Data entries

|---|

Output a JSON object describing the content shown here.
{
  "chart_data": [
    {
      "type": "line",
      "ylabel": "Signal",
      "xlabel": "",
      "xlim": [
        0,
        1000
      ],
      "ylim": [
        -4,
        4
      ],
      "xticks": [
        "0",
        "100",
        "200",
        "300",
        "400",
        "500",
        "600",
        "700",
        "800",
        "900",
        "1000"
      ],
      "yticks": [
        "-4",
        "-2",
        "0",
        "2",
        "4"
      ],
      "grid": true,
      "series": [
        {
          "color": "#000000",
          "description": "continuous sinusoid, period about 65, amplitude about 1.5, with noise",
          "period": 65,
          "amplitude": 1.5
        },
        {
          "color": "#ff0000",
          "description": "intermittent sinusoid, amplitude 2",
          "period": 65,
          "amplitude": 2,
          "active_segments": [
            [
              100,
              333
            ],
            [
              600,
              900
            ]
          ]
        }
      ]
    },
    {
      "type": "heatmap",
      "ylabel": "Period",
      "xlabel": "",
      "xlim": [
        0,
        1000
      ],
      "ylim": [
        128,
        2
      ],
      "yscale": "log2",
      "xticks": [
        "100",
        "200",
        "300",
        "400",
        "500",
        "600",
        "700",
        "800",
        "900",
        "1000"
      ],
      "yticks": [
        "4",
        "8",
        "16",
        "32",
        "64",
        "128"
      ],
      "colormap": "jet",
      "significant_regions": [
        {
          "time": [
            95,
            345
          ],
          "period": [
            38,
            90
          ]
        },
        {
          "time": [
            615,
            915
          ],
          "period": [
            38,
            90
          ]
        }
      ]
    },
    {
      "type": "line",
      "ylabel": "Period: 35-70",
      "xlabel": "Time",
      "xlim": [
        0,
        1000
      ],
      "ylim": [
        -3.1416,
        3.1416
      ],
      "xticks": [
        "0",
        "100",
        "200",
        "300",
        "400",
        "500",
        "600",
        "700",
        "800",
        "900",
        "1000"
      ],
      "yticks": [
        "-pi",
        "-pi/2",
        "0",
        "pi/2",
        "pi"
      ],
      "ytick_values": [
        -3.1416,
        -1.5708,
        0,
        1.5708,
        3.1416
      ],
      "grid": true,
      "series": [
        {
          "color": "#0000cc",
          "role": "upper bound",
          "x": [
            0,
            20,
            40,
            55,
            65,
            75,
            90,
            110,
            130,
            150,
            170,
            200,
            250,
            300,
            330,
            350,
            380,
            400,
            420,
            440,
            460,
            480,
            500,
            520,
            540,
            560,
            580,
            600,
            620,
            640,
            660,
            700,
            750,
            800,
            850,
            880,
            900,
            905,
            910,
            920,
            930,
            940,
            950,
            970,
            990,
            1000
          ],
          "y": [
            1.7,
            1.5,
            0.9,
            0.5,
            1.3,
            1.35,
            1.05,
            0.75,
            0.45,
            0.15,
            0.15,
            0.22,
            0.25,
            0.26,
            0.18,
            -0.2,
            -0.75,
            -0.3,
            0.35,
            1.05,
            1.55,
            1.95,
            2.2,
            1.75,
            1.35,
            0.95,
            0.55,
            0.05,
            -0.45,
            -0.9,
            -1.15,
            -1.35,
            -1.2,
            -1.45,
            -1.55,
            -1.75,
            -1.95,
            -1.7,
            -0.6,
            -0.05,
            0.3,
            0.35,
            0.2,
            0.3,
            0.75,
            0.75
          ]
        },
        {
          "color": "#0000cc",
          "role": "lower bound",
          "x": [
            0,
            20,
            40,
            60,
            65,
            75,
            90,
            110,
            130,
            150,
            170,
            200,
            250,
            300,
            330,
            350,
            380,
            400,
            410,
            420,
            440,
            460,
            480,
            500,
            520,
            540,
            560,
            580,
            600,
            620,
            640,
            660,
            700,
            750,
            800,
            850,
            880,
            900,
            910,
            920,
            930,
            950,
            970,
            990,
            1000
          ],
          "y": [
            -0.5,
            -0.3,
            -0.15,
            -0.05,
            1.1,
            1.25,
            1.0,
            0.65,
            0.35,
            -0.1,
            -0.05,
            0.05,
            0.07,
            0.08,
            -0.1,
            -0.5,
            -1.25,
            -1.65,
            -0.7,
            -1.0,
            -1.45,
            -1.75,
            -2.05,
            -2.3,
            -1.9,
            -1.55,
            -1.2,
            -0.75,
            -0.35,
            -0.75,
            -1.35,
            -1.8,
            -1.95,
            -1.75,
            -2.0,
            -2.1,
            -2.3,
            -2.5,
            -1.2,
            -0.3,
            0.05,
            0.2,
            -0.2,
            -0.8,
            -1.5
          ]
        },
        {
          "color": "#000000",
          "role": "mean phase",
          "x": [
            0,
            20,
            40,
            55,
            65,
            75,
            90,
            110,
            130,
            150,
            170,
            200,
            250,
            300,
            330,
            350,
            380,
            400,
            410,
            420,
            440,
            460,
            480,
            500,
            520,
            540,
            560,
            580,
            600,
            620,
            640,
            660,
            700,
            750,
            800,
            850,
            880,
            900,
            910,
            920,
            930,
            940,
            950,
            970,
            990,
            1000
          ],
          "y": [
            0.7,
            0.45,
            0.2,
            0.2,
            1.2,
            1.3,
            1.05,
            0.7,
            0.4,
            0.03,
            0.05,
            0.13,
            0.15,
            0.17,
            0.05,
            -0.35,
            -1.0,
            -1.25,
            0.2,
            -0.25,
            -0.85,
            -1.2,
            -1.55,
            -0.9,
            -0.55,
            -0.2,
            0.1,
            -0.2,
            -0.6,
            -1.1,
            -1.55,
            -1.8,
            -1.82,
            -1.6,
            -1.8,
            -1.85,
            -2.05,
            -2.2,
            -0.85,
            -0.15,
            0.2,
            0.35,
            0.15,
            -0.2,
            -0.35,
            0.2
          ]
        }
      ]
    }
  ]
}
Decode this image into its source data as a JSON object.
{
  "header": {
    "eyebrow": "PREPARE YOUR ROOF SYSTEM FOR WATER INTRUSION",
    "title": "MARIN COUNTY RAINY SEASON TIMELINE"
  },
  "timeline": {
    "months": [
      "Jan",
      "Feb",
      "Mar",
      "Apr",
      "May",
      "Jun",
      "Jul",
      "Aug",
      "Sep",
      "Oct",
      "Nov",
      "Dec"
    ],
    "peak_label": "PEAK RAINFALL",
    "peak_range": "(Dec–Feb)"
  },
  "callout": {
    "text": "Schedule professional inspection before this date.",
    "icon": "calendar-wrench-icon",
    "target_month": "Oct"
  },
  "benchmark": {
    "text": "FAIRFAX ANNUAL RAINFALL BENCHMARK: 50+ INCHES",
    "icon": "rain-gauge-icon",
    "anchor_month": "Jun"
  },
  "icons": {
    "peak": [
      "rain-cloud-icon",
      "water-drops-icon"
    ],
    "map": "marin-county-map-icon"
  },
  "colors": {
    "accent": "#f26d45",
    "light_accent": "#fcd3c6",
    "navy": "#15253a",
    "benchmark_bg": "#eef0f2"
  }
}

|---|

### Short exercise
Reproduce every record above exactly as it appears.

### Exercise output
Output a JSON object describing the content shown here.
{
  "chart_data": [
    {
      "type": "line",
      "ylabel": "Signal",
      "xlabel": "",
      "xlim": [
        0,
        1000
      ],
      "ylim": [
        -4,
        4
      ],
      "xticks": [
        "0",
        "100",
        "200",
        "300",
        "400",
        "500",
        "600",
        "700",
        "800",
        "900",
        "1000"
      ],
      "yticks": [
        "-4",
        "-2",
        "0",
        "2",
        "4"
      ],
      "grid": true,
      "series": [
        {
          "color": "#000000",
          "description": "continuous sinusoid, period about 65, amplitude about 1.5, with noise",
          "period": 65,
          "amplitude": 1.5
        },
        {
          "color": "#ff0000",
          "description": "intermittent sinusoid, amplitude 2",
          "period": 65,
          "amplitude": 2,
          "active_segments": [
            [
              100,
              333
            ],
            [
              600,
              900
            ]
          ]
        }
      ]
    },
    {
      "type": "heatmap",
      "ylabel": "Period",
      "xlabel": "",
      "xlim": [
        0,
        1000
      ],
      "ylim": [
        128,
        2
      ],
      "yscale": "log2",
      "xticks": [
        "100",
        "200",
        "300",
        "400",
        "500",
        "600",
        "700",
        "800",
        "900",
        "1000"
      ],
      "yticks": [
        "4",
        "8",
        "16",
        "32",
        "64",
        "128"
      ],
      "colormap": "jet",
      "significant_regions": [
        {
          "time": [
            95,
            345
          ],
          "period": [
            38,
            90
          ]
        },
        {
          "time": [
            615,
            915
          ],
          "period": [
            38,
            90
          ]
        }
      ]
    },
    {
      "type": "line",
      "ylabel": "Period: 35-70",
      "xlabel": "Time",
      "xlim": [
        0,
        1000
      ],
      "ylim": [
        -3.1416,
        3.1416
      ],
      "xticks": [
        "0",
        "100",
        "200",
        "300",
        "400",
        "500",
        "600",
        "700",
        "800",
        "900",
        "1000"
      ],
      "yticks": [
        "-pi",
        "-pi/2",
        "0",
        "pi/2",
        "pi"
      ],
      "ytick_values": [
        -3.1416,
        -1.5708,
        0,
        1.5708,
        3.1416
      ],
      "grid": true,
      "series": [
        {
          "color": "#0000cc",
          "role": "upper bound",
          "x": [
            0,
            20,
            40,
            55,
            65,
            75,
            90,
            110,
            130,
            150,
            170,
            200,
            250,
            300,
            330,
            350,
            380,
            400,
            420,
            440,
            460,
            480,
            500,
            520,
            540,
            560,
            580,
            600,
            620,
            640,
            660,
            700,
            750,
            800,
            850,
            880,
            900,
            905,
            910,
            920,
            930,
            940,
            950,
            970,
            990,
            1000
          ],
          "y": [
            1.7,
            1.5,
            0.9,
            0.5,
            1.3,
            1.35,
            1.05,
            0.75,
            0.45,
            0.15,
            0.15,
            0.22,
            0.25,
            0.26,
            0.18,
            -0.2,
            -0.75,
            -0.3,
            0.35,
            1.05,
            1.55,
            1.95,
            2.2,
            1.75,
            1.35,
            0.95,
            0.55,
            0.05,
            -0.45,
            -0.9,
            -1.15,
            -1.35,
            -1.2,
            -1.45,
            -1.55,
            -1.75,
            -1.95,
            -1.7,
            -0.6,
            -0.05,
            0.3,
            0.35,
            0.2,
            0.3,
            0.75,
            0.75
          ]
        },
        {
          "color": "#0000cc",
          "role": "lower bound",
          "x": [
            0,
            20,
            40,
            60,
            65,
            75,
            90,
            110,
            130,
            150,
            170,
            200,
            250,
            300,
            330,
            350,
            380,
            400,
            410,
            420,
            440,
            460,
            480,
            500,
            520,
            540,
            560,
            580,
            600,
            620,
            640,
            660,
            700,
            750,
            800,
            850,
            880,
            900,
            910,
            920,
            930,
            950,
            970,
            990,
            1000
          ],
          "y": [
            -0.5,
            -0.3,
            -0.15,
            -0.05,
            1.1,
            1.25,
            1.0,
            0.65,
            0.35,
            -0.1,
            -0.05,
            0.05,
            0.07,
            0.08,
            -0.1,
            -0.5,
            -1.25,
            -1.65,
            -0.7,
            -1.0,
            -1.45,
            -1.75,
            -2.05,
            -2.3,
            -1.9,
            -1.55,
            -1.2,
            -0.75,
            -0.35,
            -0.75,
            -1.35,
            -1.8,
            -1.95,
            -1.75,
            -2.0,
            -2.1,
            -2.3,
            -2.5,
            -1.2,
            -0.3,
            0.05,
            0.2,
            -0.2,
            -0.8,
            -1.5
          ]
        },
        {
          "color": "#000000",
          "role": "mean phase",
          "x": [
            0,
            20,
            40,
            55,
            65,
            75,
            90,
            110,
            130,
            150,
            170,
            200,
            250,
            300,
            330,
            350,
            380,
            400,
            410,
            420,
            440,
            460,
            480,
            500,
            520,
            540,
            560,
            580,
            600,
            620,
            640,
            660,
            700,
            750,
            800,
            850,
            880,
            900,
            910,
            920,
            930,
            940,
            950,
            970,
            990,
            1000
          ],
          "y": [
            0.7,
            0.45,
            0.2,
            0.2,
            1.2,
            1.3,
            1.05,
            0.7,
            0.4,
            0.03,
            0.05,
            0.13,
            0.15,
            0.17,
            0.05,
            -0.35,
            -1.0,
            -1.25,
            0.2,
            -0.25,
            -0.85,
            -1.2,
            -1.55,
            -0.9,
            -0.55,
            -0.2,
            0.1,
            -0.2,
            -0.6,
            -1.1,
            -1.55,
            -1.8,
            -1.82,
            -1.6,
            -1.8,
            -1.85,
            -2.05,
            -2.2,
            -0.85,
            -0.15,
            0.2,
            0.35,
            0.15,
            -0.2,
            -0.35,
            0.2
          ]
        }
      ]
    }
  ]
}
Decode this image into its source data as a JSON object.
{
  "header": {
    "eyebrow": "PREPARE YOUR ROOF SYSTEM FOR WATER INTRUSION",
    "title": "MARIN COUNTY RAINY SEASON TIMELINE"
  },
  "timeline": {
    "months": [
      "Jan",
      "Feb",
      "Mar",
      "Apr",
      "May",
      "Jun",
      "Jul",
      "Aug",
      "Sep",
      "Oct",
      "Nov",
      "Dec"
    ],
    "peak_label": "PEAK RAINFALL",
    "peak_range": "(Dec–Feb)"
  },
  "callout": {
    "text": "Schedule professional inspection before this date.",
    "icon": "calendar-wrench-icon",
    "target_month": "Oct"
  },
  "benchmark": {
    "text": "FAIRFAX ANNUAL RAINFALL BENCHMARK: 50+ INCHES",
    "icon": "rain-gauge-icon",
    "anchor_month": "Jun"
  },
  "icons": {
    "peak": [
      "rain-cloud-icon",
      "water-drops-icon"
    ],
    "map": "marin-county-map-icon"
  },
  "colors": {
    "accent": "#f26d45",
    "light_accent": "#fcd3c6",
    "navy": "#15253a",
    "benchmark_bg": "#eef0f2"
  }
}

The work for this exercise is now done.